Aim ->
Search the data for the string "Закрывают" and extract every line where it appears.

Material for this task ->
# # # # # # #
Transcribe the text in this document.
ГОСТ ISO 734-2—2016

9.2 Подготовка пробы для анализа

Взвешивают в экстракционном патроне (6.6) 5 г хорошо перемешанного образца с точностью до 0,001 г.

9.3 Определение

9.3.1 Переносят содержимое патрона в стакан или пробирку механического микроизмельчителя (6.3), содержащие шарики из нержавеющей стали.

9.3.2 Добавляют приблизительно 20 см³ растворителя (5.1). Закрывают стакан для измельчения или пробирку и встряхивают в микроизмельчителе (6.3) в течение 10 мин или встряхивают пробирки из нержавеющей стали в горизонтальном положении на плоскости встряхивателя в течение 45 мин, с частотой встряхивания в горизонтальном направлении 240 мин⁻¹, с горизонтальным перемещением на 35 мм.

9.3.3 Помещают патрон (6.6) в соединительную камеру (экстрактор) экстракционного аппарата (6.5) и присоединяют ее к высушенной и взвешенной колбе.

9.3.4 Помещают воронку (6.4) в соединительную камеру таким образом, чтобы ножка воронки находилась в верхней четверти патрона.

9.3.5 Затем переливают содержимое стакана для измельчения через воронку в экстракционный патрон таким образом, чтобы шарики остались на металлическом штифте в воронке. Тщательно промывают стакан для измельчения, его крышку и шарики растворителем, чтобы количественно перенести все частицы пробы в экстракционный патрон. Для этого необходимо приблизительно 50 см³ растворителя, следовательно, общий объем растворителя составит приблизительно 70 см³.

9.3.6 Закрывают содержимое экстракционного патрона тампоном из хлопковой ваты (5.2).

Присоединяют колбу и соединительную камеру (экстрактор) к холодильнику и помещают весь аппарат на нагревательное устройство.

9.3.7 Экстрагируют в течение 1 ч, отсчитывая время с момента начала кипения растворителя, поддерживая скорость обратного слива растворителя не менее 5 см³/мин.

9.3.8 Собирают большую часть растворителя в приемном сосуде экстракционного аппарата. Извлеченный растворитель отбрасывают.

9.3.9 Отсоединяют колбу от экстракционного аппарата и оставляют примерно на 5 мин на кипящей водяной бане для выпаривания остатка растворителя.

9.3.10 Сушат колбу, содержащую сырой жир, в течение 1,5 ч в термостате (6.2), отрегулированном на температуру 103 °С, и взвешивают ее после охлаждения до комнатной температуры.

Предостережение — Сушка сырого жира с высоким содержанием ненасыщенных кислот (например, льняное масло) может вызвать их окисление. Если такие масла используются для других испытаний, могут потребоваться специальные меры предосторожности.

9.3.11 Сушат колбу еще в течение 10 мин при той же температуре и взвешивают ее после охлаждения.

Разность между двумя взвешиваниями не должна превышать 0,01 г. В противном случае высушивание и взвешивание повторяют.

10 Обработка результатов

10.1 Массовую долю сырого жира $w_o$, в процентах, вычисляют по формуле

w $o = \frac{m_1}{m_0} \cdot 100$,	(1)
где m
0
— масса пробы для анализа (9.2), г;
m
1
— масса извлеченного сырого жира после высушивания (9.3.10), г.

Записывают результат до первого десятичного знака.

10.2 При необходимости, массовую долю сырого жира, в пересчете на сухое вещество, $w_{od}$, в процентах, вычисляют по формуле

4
# # # # # # #
Answer below ->
9.3.2 Добавляют приблизительно 20 см³ растворителя (5.1). Закрывают стакан для измельчения или пробирку и встряхивают в микроизмельчителе (6.3) в течение 10 мин или встряхивают пробирки из нержавеющей стали в горизонтальном положении на плоскости встряхивателя в течение 45 мин, с частотой встряхивания в горизонтальном направлении 240 мин⁻¹, с горизонтальным перемещением на 35 мм.
9.3.6 Закрывают содержимое экстракционного патрона тампоном из хлопковой ваты (5.2).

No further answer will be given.